• [Work to complete]
Copy out each line of the data holding "Water".

........

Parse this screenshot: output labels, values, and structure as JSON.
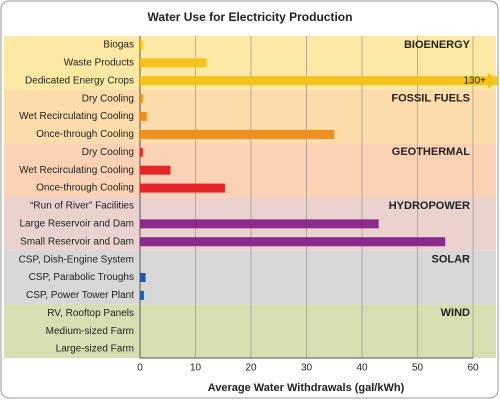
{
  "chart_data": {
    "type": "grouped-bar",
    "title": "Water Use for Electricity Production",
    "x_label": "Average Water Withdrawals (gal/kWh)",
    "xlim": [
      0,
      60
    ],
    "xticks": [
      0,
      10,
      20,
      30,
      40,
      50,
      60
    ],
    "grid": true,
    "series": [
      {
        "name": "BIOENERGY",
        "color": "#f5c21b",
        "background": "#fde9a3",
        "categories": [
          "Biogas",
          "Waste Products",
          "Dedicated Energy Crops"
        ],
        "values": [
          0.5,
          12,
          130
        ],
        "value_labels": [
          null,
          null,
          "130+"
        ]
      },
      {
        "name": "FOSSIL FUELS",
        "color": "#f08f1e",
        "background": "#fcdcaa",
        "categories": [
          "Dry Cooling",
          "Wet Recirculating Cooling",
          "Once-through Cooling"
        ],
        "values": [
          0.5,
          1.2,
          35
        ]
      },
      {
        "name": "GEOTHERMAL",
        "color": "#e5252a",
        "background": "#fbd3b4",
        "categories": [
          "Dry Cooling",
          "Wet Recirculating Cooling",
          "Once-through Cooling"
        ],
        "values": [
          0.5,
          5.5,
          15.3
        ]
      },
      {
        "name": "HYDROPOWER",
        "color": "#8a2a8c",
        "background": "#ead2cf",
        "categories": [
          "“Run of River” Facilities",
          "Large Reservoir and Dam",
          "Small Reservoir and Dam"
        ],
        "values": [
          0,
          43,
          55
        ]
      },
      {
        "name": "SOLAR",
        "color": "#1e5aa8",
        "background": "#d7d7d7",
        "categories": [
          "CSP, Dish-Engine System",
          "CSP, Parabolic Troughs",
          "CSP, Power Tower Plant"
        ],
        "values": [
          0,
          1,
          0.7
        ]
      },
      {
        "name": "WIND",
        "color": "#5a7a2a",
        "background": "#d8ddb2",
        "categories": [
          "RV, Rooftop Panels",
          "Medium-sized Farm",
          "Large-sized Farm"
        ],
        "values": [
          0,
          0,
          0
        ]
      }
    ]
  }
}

........

• [Complete output]
    "title": "Water Use for Electricity Production",
    "x_label": "Average Water Withdrawals (gal/kWh)",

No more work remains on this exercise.